Written problem :: Please print the lines of the items below verbatim, from the start of the items up to and including the line that contains "username[interactable]: kulitisoy xyxy=(311,79,409,107)".

Recorded data ::
** START **

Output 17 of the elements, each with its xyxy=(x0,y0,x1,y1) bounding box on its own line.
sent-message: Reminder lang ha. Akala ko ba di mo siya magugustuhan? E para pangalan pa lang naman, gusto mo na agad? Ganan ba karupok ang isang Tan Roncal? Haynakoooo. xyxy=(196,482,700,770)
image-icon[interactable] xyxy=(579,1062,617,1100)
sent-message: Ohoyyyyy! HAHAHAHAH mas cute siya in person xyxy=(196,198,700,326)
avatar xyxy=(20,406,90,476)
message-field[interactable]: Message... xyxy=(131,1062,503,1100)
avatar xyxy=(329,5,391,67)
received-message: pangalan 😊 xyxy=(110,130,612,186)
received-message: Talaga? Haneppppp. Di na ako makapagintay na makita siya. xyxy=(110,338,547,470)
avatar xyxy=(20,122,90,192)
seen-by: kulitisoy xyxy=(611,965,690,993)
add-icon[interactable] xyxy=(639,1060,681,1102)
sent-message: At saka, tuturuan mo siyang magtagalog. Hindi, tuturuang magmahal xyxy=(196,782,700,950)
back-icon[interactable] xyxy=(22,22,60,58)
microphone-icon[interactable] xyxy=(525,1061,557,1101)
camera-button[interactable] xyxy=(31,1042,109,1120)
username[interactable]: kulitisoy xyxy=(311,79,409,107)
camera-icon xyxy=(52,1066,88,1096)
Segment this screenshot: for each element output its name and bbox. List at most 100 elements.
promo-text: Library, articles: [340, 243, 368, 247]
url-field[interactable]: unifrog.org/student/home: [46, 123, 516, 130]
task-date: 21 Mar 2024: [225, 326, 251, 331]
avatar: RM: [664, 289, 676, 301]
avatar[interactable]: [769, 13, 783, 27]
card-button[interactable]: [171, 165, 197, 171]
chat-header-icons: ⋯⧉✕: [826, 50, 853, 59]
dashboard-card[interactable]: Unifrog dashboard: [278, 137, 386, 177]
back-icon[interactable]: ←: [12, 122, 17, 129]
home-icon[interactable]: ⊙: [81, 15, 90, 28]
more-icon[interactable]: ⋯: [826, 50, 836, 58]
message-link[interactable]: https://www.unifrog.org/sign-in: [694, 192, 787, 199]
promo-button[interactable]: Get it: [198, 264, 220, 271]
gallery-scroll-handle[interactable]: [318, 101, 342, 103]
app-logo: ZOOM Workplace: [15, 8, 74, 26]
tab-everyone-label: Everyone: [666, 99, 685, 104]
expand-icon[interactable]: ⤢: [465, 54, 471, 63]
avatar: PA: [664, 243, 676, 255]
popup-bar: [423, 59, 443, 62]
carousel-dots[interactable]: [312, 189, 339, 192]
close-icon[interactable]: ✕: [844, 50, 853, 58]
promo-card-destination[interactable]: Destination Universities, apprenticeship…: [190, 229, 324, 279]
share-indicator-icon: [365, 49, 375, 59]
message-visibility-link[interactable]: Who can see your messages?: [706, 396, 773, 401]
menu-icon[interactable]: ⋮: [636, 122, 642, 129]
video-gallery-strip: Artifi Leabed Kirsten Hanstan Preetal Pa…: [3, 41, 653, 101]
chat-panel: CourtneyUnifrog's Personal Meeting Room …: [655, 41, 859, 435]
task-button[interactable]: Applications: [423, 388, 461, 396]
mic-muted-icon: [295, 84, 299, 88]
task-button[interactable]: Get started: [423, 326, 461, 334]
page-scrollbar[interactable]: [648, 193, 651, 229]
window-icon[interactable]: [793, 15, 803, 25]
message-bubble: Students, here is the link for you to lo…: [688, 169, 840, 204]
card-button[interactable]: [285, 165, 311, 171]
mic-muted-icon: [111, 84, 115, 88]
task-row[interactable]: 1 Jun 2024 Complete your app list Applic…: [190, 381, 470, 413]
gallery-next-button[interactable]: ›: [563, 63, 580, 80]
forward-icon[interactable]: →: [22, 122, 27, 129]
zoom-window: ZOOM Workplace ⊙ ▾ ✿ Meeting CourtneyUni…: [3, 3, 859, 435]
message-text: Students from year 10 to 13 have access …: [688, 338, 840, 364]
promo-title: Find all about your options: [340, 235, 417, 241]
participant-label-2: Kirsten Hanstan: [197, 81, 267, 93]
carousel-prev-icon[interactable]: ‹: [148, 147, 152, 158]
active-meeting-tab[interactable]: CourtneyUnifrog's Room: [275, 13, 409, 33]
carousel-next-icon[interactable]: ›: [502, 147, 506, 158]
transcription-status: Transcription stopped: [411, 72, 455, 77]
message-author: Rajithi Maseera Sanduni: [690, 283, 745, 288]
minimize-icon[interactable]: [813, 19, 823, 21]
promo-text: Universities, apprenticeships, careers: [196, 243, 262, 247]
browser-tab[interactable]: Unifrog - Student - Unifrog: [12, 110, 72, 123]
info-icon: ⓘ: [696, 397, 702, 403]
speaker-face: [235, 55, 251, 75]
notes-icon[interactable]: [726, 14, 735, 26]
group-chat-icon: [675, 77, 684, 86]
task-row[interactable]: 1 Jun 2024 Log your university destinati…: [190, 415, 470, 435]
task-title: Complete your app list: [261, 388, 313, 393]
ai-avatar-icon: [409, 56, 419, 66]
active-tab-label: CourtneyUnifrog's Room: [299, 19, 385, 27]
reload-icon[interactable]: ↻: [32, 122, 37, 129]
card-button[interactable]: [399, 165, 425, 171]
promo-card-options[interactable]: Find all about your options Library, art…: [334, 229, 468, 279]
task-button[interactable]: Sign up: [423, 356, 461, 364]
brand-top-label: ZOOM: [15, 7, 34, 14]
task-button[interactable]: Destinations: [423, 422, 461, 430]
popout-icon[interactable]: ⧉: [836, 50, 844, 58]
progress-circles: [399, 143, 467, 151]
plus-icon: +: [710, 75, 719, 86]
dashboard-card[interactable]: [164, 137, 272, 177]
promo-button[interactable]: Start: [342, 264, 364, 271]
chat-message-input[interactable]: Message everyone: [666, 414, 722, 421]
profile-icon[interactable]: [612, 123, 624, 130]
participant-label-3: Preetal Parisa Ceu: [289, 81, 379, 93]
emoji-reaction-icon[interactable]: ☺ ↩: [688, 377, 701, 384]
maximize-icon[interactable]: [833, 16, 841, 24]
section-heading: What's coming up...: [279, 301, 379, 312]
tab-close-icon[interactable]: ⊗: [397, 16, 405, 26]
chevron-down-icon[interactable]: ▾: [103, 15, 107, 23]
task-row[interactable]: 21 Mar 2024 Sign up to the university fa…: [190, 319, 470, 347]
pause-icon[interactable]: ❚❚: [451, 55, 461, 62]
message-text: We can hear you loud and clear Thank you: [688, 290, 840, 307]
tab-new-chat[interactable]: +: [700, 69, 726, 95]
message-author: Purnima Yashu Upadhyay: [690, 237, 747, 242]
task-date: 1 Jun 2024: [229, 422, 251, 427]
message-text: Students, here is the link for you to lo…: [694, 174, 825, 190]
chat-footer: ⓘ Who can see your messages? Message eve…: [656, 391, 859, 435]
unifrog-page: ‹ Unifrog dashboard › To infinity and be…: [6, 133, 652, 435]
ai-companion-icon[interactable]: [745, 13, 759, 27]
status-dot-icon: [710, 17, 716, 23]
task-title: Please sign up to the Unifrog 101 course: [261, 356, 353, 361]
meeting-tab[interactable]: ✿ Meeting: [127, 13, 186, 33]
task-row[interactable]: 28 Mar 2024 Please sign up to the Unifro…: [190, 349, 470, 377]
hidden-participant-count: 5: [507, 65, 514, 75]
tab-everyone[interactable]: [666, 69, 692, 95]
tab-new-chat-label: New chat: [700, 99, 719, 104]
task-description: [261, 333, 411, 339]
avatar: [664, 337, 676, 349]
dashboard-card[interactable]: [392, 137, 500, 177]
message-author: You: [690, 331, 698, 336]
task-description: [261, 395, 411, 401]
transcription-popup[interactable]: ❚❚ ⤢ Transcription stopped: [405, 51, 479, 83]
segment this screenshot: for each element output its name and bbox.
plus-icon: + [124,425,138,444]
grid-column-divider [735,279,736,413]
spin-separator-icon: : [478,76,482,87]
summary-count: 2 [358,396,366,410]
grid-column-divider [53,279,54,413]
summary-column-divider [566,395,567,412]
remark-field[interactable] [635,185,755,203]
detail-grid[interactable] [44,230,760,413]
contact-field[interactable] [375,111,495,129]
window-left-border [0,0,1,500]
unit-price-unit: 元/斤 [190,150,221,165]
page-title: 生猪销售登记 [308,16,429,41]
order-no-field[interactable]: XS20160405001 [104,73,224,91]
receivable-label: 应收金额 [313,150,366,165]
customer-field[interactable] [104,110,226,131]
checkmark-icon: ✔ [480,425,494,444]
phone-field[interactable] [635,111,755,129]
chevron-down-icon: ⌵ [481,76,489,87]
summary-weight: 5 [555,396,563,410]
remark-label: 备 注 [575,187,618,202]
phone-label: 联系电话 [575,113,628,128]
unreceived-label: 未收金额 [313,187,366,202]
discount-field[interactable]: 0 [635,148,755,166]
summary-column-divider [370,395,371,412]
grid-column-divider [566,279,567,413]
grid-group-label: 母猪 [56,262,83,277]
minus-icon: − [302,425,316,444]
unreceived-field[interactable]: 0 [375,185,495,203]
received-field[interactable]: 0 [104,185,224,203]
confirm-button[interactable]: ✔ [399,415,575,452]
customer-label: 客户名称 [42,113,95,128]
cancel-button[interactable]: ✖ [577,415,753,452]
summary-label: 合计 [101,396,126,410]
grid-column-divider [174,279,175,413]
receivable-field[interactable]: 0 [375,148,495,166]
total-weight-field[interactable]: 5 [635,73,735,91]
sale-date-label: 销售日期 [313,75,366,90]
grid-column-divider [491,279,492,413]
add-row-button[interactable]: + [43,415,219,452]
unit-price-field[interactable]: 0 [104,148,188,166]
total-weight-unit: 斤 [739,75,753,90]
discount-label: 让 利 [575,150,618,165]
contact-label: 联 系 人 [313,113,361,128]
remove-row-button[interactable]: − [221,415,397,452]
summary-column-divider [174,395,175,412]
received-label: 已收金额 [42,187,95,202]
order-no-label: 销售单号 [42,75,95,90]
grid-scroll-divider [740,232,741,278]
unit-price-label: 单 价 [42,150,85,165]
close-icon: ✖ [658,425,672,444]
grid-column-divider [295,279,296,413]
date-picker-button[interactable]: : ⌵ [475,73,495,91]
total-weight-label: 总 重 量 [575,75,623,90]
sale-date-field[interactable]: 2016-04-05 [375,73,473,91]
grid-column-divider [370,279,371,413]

** END **

Solution ::
Output 17 of the elements, each with its xyxy=(x0,y0,x1,y1) bounding box on its own line.
sent-message: Reminder lang ha. Akala ko ba di mo siya magugustuhan? E para pangalan pa lang naman, gusto mo na agad? Ganan ba karupok ang isang Tan Roncal? Haynakoooo. xyxy=(196,482,700,770)
image-icon[interactable] xyxy=(579,1062,617,1100)
sent-message: Ohoyyyyy! HAHAHAHAH mas cute siya in person xyxy=(196,198,700,326)
avatar xyxy=(20,406,90,476)
message-field[interactable]: Message... xyxy=(131,1062,503,1100)
avatar xyxy=(329,5,391,67)
received-message: pangalan 😊 xyxy=(110,130,612,186)
received-message: Talaga? Haneppppp. Di na ako makapagintay na makita siya. xyxy=(110,338,547,470)
avatar xyxy=(20,122,90,192)
seen-by: kulitisoy xyxy=(611,965,690,993)
add-icon[interactable] xyxy=(639,1060,681,1102)
sent-message: At saka, tuturuan mo siyang magtagalog. Hindi, tuturuang magmahal xyxy=(196,782,700,950)
back-icon[interactable] xyxy=(22,22,60,58)
microphone-icon[interactable] xyxy=(525,1061,557,1101)
camera-button[interactable] xyxy=(31,1042,109,1120)
username[interactable]: kulitisoy xyxy=(311,79,409,107)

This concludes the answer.